• Required task: Retype the lines of the data below, from the line holding "y-tick-label: 180 [46, 71, 68, 86]" through the line holding "series-annotations: 5 V", inclusive.

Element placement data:
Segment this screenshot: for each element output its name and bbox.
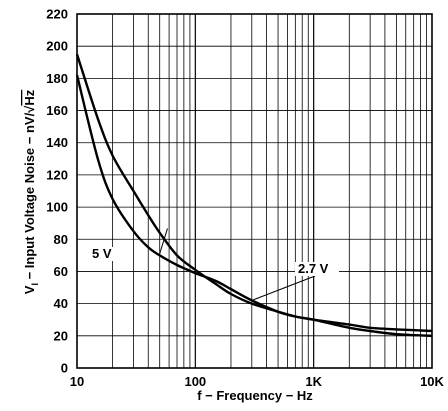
y-tick-label: 180 [46, 71, 68, 86]
y-tick-label: 160 [46, 103, 68, 118]
y-tick-label: 0 [61, 361, 68, 376]
grid-lines [77, 14, 432, 368]
annotation-leader-0 [159, 228, 168, 254]
tick-labels: 0 20 40 60 80 100 120 140 160 180 200 220 10 100 1K 10K [46, 7, 444, 390]
y-axis-title-radical: √ [22, 105, 37, 113]
y-axis-title: VI − Input Voltage Noise − nV/√Hz [22, 89, 40, 294]
y-tick-label: 120 [46, 167, 68, 182]
x-tick-label: 10K [420, 374, 444, 389]
series-layer [75, 53, 433, 337]
annotation-bg-0 [89, 247, 117, 261]
y-tick-label: 220 [46, 7, 68, 22]
y-tick-label: 40 [54, 296, 68, 311]
y-tick-label: 80 [54, 232, 68, 247]
y-tick-label: 140 [46, 135, 68, 150]
series-label-0: 5 V [92, 246, 112, 261]
y-axis-title-radicand: Hz [22, 89, 37, 105]
y-tick-label: 60 [54, 264, 68, 279]
y-tick-label: 20 [54, 328, 68, 343]
x-tick-label: 1K [305, 374, 322, 389]
series-annotations: 5 V 2.7 V [89, 228, 339, 301]
svg-text:VI − Input Voltage Noise − nV/: VI − Input Voltage Noise − nV/√Hz [22, 89, 40, 294]
x-tick-label: 100 [184, 374, 206, 389]
y-tick-label: 200 [46, 39, 68, 54]
y-axis-title-prefix: V [22, 285, 37, 294]
x-tick-label: 10 [70, 374, 84, 389]
y-tick-label: 100 [46, 200, 68, 215]
annotation-leader-1 [251, 275, 316, 301]
series-line-1 [75, 53, 433, 337]
plot-frame [76, 13, 433, 369]
y-axis-title-subscript: I [30, 283, 40, 286]
series-line-0 [75, 74, 433, 333]
y-axis-title-main: − Input Voltage Noise − nV/ [22, 112, 37, 283]
series-label-1: 2.7 V [298, 261, 329, 276]
x-axis-title: f − Frequency − Hz [197, 388, 313, 403]
annotation-bg-1 [295, 262, 339, 276]
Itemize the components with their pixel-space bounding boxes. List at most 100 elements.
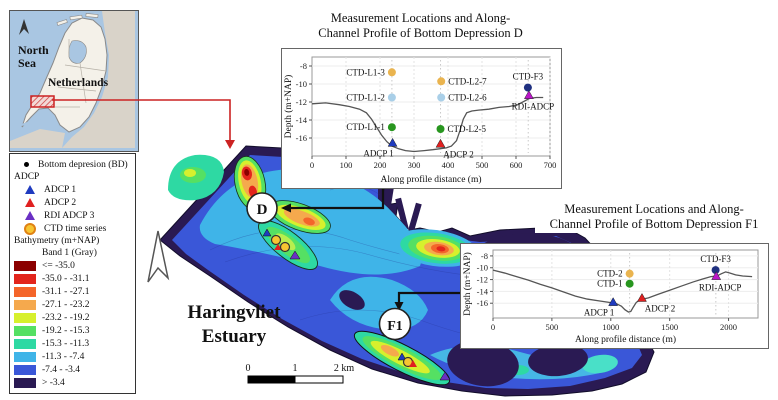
marker-label-ADCP 1: ADCP 1 — [584, 308, 614, 318]
x-tick-label: 400 — [442, 160, 455, 170]
marker-label-CTD-L1-2: CTD-L1-2 — [346, 93, 385, 103]
x-tick-label: 500 — [546, 322, 559, 332]
legend-class-row: -23.2 - -19.2 — [14, 311, 132, 324]
connector-d — [281, 187, 385, 213]
bathymetry-swatch — [14, 299, 36, 310]
y-tick-label: -14 — [296, 115, 308, 125]
depth-profile-line — [492, 269, 753, 313]
marker-CTD-F3 — [523, 83, 532, 92]
bathymetry-class-label: -15.3 - -11.3 — [42, 338, 90, 349]
x-tick-label: 600 — [510, 160, 523, 170]
legend-adcp-header: ADCP — [14, 172, 40, 182]
y-tick-label: -12 — [296, 97, 307, 107]
marker-label-CTD-F3: CTD-F3 — [513, 72, 544, 82]
legend-class-row: > -3.4 — [14, 376, 132, 389]
chart-d-svg: 0 100 200 300 400 500 600 700 -8 -10 -12 -14 -16 Alon… — [283, 56, 556, 185]
adcp-triangle-icon — [25, 211, 35, 220]
marker-label-RDI-ADCP: RDI-ADCP — [699, 283, 742, 293]
y-tick-label: -8 — [481, 251, 488, 261]
marker-CTD-L2-5 — [436, 125, 445, 133]
x-tick-label: 100 — [340, 160, 353, 170]
study-area-rect — [30, 95, 55, 108]
legend-bd-label: Bottom depresion (BD) — [38, 159, 128, 170]
depression-f1-badge: F1 — [378, 307, 412, 341]
marker-CTD-2 — [625, 269, 634, 278]
depression-f1-site — [353, 330, 451, 386]
bathymetry-class-label: -11.3 - -7.4 — [42, 351, 85, 362]
marker-label-CTD-L2-7: CTD-L2-7 — [448, 76, 487, 86]
marker-label-CTD-F3: CTD-F3 — [700, 254, 731, 264]
x-tick-label: 0 — [491, 322, 495, 332]
x-tick-label: 2000 — [720, 322, 737, 332]
legend-class-row: -35.0 - -31.1 — [14, 272, 132, 285]
bathymetry-swatch — [14, 377, 36, 388]
x-tick-label: 1000 — [602, 322, 619, 332]
x-tick-label: 200 — [374, 160, 387, 170]
x-axis-label: Along profile distance (m) — [575, 334, 676, 345]
legend-adcp-rows: ADCP 1 ADCP 2 RDI ADCP 3 — [14, 183, 132, 222]
bathymetry-swatch — [14, 286, 36, 297]
y-axis-label: Depth (m+NAP) — [283, 75, 294, 139]
depression-east — [392, 229, 478, 267]
legend-class-row: -27.1 - -23.2 — [14, 298, 132, 311]
map-adcp1-d-marker — [262, 228, 272, 237]
map-ctd-d-marker-2 — [279, 241, 291, 253]
legend-class-row: -19.2 - -15.3 — [14, 324, 132, 337]
bathymetry-class-label: -7.4 - -3.4 — [42, 364, 80, 375]
chart-d-panel: 0 100 200 300 400 500 600 700 -8 -10 -12 -14 -16 Alon… — [281, 48, 562, 189]
bathymetry-swatch — [14, 312, 36, 323]
legend-band-label: Band 1 (Gray) — [42, 248, 97, 258]
marker-label-CTD-L2-6: CTD-L2-6 — [448, 93, 487, 103]
netherlands-label: Netherlands — [48, 77, 109, 89]
depression-d-site — [258, 220, 318, 270]
map-adcp2-f1-marker — [409, 360, 417, 367]
map-ctd-d-marker-1 — [270, 234, 282, 246]
marker-CTD-L2-7 — [437, 77, 446, 86]
bathymetry-swatch — [14, 338, 36, 349]
marker-label-CTD-1: CTD-1 — [597, 279, 623, 289]
legend-adcp-label: ADCP 1 — [44, 184, 77, 195]
chart-f1-panel: 0 500 1000 1500 2000 -8 -10 -12 -14 -16 Along prof… — [460, 243, 769, 349]
marker-label-RDI-ADCP: RDI-ADCP — [512, 102, 555, 112]
marker-CTD-F3 — [711, 266, 720, 275]
bathymetry-class-label: <= -35.0 — [42, 260, 75, 271]
svg-text:F1: F1 — [387, 319, 403, 334]
bathymetry-swatch — [14, 273, 36, 284]
bathymetry-class-label: -27.1 - -23.2 — [42, 299, 90, 310]
plot-area — [492, 249, 759, 319]
y-tick-label: -10 — [477, 263, 488, 273]
y-tick-label: -16 — [477, 298, 488, 308]
marker-label-CTD-2: CTD-2 — [597, 269, 623, 279]
svg-text:0: 0 — [246, 363, 251, 374]
legend-adcp-label: RDI ADCP 3 — [44, 210, 95, 221]
bathymetry-class-label: -19.2 - -15.3 — [42, 325, 90, 336]
legend-class-row: -31.1 - -27.1 — [14, 285, 132, 298]
y-tick-label: -10 — [296, 79, 307, 89]
bathymetry-swatch — [14, 325, 36, 336]
adcp-triangle-icon — [25, 185, 35, 194]
map-rdi-d-marker — [289, 250, 301, 260]
y-tick-label: -16 — [296, 133, 307, 143]
north-arrow — [147, 230, 170, 283]
depression-d-badge: D — [246, 192, 278, 224]
x-tick-label: 500 — [476, 160, 489, 170]
legend-bathymetry-header: Bathymetry (m+NAP) — [14, 236, 100, 246]
x-tick-label: 300 — [408, 160, 421, 170]
chart-f1-svg: 0 500 1000 1500 2000 -8 -10 -12-14 -16 Along prof… — [462, 249, 759, 345]
marker-CTD-L1-3 — [387, 68, 396, 77]
chart-f1-title: Measurement Locations and Along- Channel… — [535, 202, 773, 233]
depth-profile-line — [311, 96, 544, 153]
estuary-label: Haringvliet Estuary — [187, 302, 281, 347]
map-legend: Bottom depresion (BD) ADCP ADCP 1 ADCP 2 R… — [9, 153, 136, 394]
svg-text:1: 1 — [293, 363, 298, 374]
marker-CTD-L1-2 — [387, 93, 396, 102]
map-adcp1-f1-marker — [397, 352, 407, 361]
marker-ADCP 2 — [435, 138, 446, 148]
marker-CTD-L1-1 — [387, 123, 396, 132]
x-axis-label: Along profile distance (m) — [380, 174, 481, 185]
legend-ctd-label: CTD time series — [44, 223, 107, 234]
bathymetry-class-label: -35.0 - -31.1 — [42, 273, 90, 284]
marker-ADCP 2 — [637, 292, 647, 302]
bathymetry-swatch — [14, 351, 36, 362]
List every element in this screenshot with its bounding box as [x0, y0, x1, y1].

• Exercise output:
y-tick-label: 180 [46, 71, 68, 86]
y-tick-label: 160 [46, 103, 68, 118]
y-tick-label: 0 [61, 361, 68, 376]
grid-lines [77, 14, 432, 368]
annotation-leader-0 [159, 228, 168, 254]
tick-labels: 0 20 40 60 80 100 120 140 160 180 200 220 10 100 1K 10K [46, 7, 444, 390]
y-axis-title-radical: √ [22, 105, 37, 113]
y-axis-title: VI − Input Voltage Noise − nV/√Hz [22, 89, 40, 294]
y-tick-label: 120 [46, 167, 68, 182]
x-tick-label: 10K [420, 374, 444, 389]
series-layer [75, 53, 433, 337]
annotation-bg-0 [89, 247, 117, 261]
y-tick-label: 220 [46, 7, 68, 22]
y-tick-label: 40 [54, 296, 68, 311]
y-tick-label: 80 [54, 232, 68, 247]
y-tick-label: 140 [46, 135, 68, 150]
series-label-0: 5 V [92, 246, 112, 261]
y-axis-title-radicand: Hz [22, 89, 37, 105]
y-tick-label: 60 [54, 264, 68, 279]
y-tick-label: 20 [54, 328, 68, 343]
x-tick-label: 1K [305, 374, 322, 389]
series-annotations: 5 V 2.7 V [89, 228, 339, 301]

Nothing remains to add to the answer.